◆ WRITTEN EXERCISE ◆
Report only the number of lines in the records that contain the word "color".

----

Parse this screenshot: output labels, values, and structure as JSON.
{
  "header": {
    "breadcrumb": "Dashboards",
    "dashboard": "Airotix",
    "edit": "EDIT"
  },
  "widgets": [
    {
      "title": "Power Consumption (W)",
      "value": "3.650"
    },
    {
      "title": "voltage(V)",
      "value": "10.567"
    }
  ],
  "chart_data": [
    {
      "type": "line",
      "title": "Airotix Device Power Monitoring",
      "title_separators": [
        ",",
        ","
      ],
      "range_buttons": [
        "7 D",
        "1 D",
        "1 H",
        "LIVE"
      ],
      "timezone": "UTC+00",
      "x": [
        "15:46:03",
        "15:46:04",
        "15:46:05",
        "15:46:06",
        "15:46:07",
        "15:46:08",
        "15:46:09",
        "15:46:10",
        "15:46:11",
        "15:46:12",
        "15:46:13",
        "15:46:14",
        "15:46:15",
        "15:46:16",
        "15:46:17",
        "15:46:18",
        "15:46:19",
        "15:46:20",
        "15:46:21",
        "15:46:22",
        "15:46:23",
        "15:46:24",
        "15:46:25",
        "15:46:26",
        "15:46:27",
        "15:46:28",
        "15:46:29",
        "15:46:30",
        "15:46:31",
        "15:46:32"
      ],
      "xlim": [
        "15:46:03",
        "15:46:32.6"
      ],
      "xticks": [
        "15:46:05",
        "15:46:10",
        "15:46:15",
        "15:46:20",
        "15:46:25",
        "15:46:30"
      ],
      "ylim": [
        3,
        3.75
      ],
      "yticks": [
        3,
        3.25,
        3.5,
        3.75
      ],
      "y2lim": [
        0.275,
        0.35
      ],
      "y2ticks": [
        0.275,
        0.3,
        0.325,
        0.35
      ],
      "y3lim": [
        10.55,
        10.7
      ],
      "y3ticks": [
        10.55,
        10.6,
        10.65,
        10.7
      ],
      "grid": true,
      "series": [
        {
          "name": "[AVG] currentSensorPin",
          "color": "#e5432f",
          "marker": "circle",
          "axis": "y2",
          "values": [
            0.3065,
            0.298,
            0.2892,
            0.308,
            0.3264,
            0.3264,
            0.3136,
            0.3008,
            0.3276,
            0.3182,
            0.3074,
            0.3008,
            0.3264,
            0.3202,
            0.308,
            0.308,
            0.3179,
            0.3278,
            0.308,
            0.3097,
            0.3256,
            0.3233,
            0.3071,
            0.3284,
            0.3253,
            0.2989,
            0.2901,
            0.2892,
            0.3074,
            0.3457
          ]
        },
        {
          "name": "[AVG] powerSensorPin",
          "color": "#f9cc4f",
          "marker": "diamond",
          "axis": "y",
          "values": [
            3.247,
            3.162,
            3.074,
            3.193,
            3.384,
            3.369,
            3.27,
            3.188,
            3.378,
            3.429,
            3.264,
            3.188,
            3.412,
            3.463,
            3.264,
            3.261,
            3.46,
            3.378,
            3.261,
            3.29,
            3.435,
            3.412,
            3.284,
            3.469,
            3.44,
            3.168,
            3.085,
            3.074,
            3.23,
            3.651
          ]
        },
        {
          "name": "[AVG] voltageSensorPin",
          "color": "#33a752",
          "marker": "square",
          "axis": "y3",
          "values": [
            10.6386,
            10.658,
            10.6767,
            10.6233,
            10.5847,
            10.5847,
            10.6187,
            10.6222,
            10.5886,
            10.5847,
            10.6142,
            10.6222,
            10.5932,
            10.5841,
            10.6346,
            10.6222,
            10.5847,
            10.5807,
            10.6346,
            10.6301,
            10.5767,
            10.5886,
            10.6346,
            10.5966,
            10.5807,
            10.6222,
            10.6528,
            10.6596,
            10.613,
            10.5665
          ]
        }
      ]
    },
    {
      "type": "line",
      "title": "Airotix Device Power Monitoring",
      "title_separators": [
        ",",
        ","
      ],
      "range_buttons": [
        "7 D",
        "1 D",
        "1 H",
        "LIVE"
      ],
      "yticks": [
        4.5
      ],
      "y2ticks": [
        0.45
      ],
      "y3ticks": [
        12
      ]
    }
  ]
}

----

◆ COMPLETED TASK ◆
3